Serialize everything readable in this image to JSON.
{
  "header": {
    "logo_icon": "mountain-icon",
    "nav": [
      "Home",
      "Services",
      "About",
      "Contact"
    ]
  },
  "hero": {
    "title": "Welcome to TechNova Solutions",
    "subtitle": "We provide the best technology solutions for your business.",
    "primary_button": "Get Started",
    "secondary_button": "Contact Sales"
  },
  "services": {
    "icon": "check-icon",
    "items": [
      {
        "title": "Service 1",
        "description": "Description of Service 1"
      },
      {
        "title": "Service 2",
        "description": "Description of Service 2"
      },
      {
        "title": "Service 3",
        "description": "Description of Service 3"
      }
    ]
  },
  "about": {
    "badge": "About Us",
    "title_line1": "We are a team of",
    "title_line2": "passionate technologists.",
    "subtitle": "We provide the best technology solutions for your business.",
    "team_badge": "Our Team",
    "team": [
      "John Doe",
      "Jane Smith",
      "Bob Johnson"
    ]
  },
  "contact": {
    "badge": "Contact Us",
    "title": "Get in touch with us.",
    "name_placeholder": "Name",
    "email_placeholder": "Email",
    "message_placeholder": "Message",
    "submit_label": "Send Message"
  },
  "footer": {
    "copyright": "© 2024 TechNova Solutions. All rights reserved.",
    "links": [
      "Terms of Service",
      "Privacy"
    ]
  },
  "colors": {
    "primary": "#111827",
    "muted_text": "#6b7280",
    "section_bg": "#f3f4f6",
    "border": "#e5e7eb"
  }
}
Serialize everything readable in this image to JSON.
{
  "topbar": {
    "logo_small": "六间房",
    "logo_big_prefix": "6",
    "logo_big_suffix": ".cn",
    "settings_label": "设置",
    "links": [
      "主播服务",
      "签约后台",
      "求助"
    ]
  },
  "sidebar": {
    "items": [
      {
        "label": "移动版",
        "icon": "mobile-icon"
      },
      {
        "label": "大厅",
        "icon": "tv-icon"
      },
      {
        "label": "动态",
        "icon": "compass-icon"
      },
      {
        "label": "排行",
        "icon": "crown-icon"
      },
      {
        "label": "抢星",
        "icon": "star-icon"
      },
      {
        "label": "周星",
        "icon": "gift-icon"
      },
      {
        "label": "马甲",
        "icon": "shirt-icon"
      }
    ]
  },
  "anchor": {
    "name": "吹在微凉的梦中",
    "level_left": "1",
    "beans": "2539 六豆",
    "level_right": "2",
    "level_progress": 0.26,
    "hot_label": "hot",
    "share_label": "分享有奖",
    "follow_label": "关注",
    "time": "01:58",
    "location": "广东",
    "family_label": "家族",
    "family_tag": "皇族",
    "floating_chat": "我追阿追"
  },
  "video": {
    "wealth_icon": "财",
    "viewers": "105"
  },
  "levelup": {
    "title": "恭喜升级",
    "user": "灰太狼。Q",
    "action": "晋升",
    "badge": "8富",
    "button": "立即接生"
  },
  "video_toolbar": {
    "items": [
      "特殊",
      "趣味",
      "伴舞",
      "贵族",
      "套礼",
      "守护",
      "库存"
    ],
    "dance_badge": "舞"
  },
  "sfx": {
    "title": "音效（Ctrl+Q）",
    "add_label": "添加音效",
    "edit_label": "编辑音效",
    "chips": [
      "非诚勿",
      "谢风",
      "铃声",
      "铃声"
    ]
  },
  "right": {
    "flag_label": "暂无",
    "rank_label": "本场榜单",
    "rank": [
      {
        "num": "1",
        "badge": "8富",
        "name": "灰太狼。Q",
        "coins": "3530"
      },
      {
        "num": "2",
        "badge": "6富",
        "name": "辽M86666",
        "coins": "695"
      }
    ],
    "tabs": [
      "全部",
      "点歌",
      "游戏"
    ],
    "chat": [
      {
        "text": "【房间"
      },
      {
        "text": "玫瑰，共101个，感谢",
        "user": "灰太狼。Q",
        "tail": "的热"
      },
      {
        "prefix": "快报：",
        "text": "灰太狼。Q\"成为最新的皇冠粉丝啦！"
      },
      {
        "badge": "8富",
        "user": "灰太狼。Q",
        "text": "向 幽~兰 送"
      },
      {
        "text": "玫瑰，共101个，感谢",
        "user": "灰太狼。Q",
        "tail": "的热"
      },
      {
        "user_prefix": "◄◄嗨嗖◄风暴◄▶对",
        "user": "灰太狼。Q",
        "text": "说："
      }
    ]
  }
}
━━━━━━
What the task asks — Show every line of the records above that contains the word "Message".

Result of this exercise —
    "message_placeholder": "Message",
    "submit_label": "Send Message"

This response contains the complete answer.